* _TASK PROMPT_: Reproduce every record below exactly as it appears.

Records excerpted from a collection:
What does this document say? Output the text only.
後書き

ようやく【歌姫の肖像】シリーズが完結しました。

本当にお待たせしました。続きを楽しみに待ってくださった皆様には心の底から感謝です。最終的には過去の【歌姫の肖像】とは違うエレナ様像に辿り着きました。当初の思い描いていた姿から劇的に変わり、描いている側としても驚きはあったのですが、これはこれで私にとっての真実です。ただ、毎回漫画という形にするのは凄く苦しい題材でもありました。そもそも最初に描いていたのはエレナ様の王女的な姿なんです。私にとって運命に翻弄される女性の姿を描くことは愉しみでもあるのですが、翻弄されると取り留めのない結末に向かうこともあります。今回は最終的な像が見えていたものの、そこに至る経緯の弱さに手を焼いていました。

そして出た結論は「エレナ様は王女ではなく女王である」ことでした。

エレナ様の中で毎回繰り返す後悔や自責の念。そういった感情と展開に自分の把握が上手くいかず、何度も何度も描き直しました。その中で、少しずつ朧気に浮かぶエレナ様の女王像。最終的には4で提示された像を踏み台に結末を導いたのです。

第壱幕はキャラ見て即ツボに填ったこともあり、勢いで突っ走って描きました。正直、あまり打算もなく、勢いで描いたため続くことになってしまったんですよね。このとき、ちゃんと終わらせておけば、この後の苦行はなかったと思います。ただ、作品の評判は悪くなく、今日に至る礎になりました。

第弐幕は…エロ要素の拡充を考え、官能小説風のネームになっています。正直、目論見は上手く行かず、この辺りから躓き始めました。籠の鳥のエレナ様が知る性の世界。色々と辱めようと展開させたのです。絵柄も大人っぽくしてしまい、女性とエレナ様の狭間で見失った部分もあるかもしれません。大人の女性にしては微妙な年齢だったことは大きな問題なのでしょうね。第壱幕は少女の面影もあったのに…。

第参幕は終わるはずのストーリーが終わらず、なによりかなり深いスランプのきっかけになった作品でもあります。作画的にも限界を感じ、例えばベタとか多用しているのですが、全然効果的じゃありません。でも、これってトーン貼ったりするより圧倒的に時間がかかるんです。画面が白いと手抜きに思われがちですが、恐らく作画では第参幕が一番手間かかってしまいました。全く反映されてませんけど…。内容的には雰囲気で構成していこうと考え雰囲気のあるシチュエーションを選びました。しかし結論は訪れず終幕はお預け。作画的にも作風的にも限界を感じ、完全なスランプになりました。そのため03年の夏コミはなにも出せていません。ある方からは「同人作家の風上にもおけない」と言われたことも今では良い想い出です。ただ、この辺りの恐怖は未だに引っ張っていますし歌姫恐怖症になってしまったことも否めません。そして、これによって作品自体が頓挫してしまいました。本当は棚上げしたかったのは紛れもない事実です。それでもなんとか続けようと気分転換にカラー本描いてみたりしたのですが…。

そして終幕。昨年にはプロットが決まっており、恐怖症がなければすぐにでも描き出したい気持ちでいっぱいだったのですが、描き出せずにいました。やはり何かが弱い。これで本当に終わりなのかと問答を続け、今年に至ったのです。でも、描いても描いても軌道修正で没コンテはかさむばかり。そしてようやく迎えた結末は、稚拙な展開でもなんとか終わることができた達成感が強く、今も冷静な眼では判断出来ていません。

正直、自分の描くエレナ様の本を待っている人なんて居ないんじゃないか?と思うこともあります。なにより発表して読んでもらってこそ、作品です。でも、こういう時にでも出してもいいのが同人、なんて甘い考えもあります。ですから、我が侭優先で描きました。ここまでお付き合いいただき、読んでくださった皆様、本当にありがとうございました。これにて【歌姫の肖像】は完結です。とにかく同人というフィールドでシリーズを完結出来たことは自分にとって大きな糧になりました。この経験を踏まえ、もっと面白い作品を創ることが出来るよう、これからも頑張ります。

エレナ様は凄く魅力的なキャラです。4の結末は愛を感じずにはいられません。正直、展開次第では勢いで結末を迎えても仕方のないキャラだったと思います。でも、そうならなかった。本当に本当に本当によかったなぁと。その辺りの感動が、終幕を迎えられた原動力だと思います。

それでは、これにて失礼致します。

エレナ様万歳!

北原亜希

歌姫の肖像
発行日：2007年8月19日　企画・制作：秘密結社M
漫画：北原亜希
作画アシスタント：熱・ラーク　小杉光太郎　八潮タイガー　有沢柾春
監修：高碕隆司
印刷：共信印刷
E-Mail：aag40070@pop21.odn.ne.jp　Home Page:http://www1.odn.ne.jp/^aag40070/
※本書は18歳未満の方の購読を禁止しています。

* _EXERCISE OUTPUT_:
What does this document say? Output the text only.
後書き

ようやく【歌姫の肖像】シリーズが完結しました。

本当にお待たせしました。続きを楽しみに待ってくださった皆様には心の底から感謝です。最終的には過去の【歌姫の肖像】とは違うエレナ様像に辿り着きました。当初の思い描いていた姿から劇的に変わり、描いている側としても驚きはあったのですが、これはこれで私にとっての真実です。ただ、毎回漫画という形にするのは凄く苦しい題材でもありました。そもそも最初に描いていたのはエレナ様の王女的な姿なんです。私にとって運命に翻弄される女性の姿を描くことは愉しみでもあるのですが、翻弄されると取り留めのない結末に向かうこともあります。今回は最終的な像が見えていたものの、そこに至る経緯の弱さに手を焼いていました。

そして出た結論は「エレナ様は王女ではなく女王である」ことでした。

エレナ様の中で毎回繰り返す後悔や自責の念。そういった感情と展開に自分の把握が上手くいかず、何度も何度も描き直しました。その中で、少しずつ朧気に浮かぶエレナ様の女王像。最終的には4で提示された像を踏み台に結末を導いたのです。

第壱幕はキャラ見て即ツボに填ったこともあり、勢いで突っ走って描きました。正直、あまり打算もなく、勢いで描いたため続くことになってしまったんですよね。このとき、ちゃんと終わらせておけば、この後の苦行はなかったと思います。ただ、作品の評判は悪くなく、今日に至る礎になりました。

第弐幕は…エロ要素の拡充を考え、官能小説風のネームになっています。正直、目論見は上手く行かず、この辺りから躓き始めました。籠の鳥のエレナ様が知る性の世界。色々と辱めようと展開させたのです。絵柄も大人っぽくしてしまい、女性とエレナ様の狭間で見失った部分もあるかもしれません。大人の女性にしては微妙な年齢だったことは大きな問題なのでしょうね。第壱幕は少女の面影もあったのに…。

第参幕は終わるはずのストーリーが終わらず、なによりかなり深いスランプのきっかけになった作品でもあります。作画的にも限界を感じ、例えばベタとか多用しているのですが、全然効果的じゃありません。でも、これってトーン貼ったりするより圧倒的に時間がかかるんです。画面が白いと手抜きに思われがちですが、恐らく作画では第参幕が一番手間かかってしまいました。全く反映されてませんけど…。内容的には雰囲気で構成していこうと考え雰囲気のあるシチュエーションを選びました。しかし結論は訪れず終幕はお預け。作画的にも作風的にも限界を感じ、完全なスランプになりました。そのため03年の夏コミはなにも出せていません。ある方からは「同人作家の風上にもおけない」と言われたことも今では良い想い出です。ただ、この辺りの恐怖は未だに引っ張っていますし歌姫恐怖症になってしまったことも否めません。そして、これによって作品自体が頓挫してしまいました。本当は棚上げしたかったのは紛れもない事実です。それでもなんとか続けようと気分転換にカラー本描いてみたりしたのですが…。

そして終幕。昨年にはプロットが決まっており、恐怖症がなければすぐにでも描き出したい気持ちでいっぱいだったのですが、描き出せずにいました。やはり何かが弱い。これで本当に終わりなのかと問答を続け、今年に至ったのです。でも、描いても描いても軌道修正で没コンテはかさむばかり。そしてようやく迎えた結末は、稚拙な展開でもなんとか終わることができた達成感が強く、今も冷静な眼では判断出来ていません。

正直、自分の描くエレナ様の本を待っている人なんて居ないんじゃないか?と思うこともあります。なにより発表して読んでもらってこそ、作品です。でも、こういう時にでも出してもいいのが同人、なんて甘い考えもあります。ですから、我が侭優先で描きました。ここまでお付き合いいただき、読んでくださった皆様、本当にありがとうございました。これにて【歌姫の肖像】は完結です。とにかく同人というフィールドでシリーズを完結出来たことは自分にとって大きな糧になりました。この経験を踏まえ、もっと面白い作品を創ることが出来るよう、これからも頑張ります。

エレナ様は凄く魅力的なキャラです。4の結末は愛を感じずにはいられません。正直、展開次第では勢いで結末を迎えても仕方のないキャラだったと思います。でも、そうならなかった。本当に本当に本当によかったなぁと。その辺りの感動が、終幕を迎えられた原動力だと思います。

それでは、これにて失礼致します。

エレナ様万歳!

北原亜希

歌姫の肖像
発行日：2007年8月19日　企画・制作：秘密結社M
漫画：北原亜希
作画アシスタント：熱・ラーク　小杉光太郎　八潮タイガー　有沢柾春
監修：高碕隆司
印刷：共信印刷
E-Mail：aag40070@pop21.odn.ne.jp　Home Page:http://www1.odn.ne.jp/^aag40070/
※本書は18歳未満の方の購読を禁止しています。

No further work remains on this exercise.